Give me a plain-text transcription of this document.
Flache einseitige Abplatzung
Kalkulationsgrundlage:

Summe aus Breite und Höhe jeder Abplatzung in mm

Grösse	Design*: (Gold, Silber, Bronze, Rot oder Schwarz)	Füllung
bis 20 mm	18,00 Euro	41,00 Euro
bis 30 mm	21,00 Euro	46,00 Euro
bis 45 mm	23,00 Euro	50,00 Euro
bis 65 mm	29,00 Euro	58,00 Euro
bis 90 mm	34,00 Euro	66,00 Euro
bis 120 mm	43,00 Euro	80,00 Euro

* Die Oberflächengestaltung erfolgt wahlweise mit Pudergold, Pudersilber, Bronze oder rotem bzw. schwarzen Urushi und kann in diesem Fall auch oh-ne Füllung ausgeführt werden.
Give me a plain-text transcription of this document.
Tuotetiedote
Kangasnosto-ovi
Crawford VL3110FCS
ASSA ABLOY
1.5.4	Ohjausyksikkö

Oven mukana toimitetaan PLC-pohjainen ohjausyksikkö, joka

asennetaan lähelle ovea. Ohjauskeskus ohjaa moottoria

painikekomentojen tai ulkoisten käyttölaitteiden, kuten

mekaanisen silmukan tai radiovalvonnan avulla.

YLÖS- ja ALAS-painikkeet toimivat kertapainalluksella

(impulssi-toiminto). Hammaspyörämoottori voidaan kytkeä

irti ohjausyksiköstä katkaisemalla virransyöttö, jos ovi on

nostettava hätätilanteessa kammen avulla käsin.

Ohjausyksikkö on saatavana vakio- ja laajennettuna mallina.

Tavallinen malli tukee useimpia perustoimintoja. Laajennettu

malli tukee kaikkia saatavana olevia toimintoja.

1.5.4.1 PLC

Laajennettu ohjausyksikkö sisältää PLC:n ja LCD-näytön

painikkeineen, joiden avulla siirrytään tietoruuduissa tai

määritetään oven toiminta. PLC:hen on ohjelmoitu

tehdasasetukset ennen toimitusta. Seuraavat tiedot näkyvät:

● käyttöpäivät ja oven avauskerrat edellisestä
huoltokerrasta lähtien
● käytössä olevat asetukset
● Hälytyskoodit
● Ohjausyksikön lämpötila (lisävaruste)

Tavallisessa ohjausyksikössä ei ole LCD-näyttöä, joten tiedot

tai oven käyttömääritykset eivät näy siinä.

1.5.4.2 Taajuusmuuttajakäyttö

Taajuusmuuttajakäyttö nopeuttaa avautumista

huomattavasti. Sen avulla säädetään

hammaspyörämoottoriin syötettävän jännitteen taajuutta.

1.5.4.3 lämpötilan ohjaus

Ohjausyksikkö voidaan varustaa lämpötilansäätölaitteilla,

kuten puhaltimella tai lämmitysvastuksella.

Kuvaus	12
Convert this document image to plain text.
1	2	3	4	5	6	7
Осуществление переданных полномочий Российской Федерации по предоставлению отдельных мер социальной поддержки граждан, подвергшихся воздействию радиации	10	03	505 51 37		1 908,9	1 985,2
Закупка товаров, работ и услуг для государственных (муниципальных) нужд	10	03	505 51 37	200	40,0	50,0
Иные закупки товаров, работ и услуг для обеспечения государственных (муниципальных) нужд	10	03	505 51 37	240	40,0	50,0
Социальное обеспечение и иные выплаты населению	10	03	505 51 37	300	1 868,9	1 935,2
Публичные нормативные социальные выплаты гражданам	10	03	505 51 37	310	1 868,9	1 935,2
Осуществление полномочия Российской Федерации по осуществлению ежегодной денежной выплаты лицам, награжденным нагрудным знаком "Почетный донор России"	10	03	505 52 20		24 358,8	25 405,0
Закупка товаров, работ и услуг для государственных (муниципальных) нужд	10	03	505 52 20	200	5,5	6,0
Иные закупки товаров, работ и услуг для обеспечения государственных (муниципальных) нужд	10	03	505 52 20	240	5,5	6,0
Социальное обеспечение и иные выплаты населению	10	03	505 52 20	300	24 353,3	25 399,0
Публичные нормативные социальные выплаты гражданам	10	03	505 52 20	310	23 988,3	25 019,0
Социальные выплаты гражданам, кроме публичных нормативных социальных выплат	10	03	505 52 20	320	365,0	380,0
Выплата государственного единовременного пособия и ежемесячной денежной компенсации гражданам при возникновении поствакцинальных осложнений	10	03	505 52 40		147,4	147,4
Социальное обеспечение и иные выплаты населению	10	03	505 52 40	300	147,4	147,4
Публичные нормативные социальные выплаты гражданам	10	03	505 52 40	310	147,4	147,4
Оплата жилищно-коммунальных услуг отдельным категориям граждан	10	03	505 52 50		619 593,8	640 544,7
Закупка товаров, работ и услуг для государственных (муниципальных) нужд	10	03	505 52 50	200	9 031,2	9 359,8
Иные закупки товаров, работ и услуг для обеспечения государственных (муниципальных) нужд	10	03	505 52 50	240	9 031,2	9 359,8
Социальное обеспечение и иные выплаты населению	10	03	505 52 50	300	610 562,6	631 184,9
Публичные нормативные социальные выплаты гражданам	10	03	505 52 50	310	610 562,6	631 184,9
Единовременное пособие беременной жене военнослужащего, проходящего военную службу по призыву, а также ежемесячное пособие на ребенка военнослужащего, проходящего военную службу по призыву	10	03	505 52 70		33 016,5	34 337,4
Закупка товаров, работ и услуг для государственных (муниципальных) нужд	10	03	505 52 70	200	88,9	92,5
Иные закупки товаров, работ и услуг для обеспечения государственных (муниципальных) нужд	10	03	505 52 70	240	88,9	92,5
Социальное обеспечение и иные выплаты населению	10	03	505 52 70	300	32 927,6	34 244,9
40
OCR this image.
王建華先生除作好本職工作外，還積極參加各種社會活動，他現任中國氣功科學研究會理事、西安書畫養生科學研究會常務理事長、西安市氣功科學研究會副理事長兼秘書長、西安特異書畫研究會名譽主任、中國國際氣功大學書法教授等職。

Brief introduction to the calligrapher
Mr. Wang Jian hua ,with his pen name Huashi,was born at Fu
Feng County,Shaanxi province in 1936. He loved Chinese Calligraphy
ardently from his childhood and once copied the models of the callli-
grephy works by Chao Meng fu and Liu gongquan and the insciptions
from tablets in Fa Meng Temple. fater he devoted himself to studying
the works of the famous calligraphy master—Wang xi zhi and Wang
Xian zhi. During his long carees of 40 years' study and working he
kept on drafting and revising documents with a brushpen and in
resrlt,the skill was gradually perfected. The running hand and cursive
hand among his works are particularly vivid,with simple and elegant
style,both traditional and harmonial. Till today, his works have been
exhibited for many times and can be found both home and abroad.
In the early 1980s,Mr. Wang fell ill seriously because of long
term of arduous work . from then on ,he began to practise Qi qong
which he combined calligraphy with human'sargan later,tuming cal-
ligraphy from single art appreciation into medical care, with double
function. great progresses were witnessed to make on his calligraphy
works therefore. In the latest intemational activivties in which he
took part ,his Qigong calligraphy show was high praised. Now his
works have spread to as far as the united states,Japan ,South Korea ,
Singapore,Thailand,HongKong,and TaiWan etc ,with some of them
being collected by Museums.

# # # # # # #

» **WHAT YOU WILL DO**
For this exercise, gather every line of the data that contains the word "денежной".

» **TASK OUTPUT**
Осуществление полномочия Российской Федерации по осуществлению ежегодной денежной выплаты лицам, награжденным нагрудным знаком "Почетный донор России"	10	03	505 52 20		24 358,8	25 405,0
Выплата государственного единовременного пособия и ежемесячной денежной компенсации гражданам при возникновении поствакцинальных осложнений	10	03	505 52 40		147,4	147,4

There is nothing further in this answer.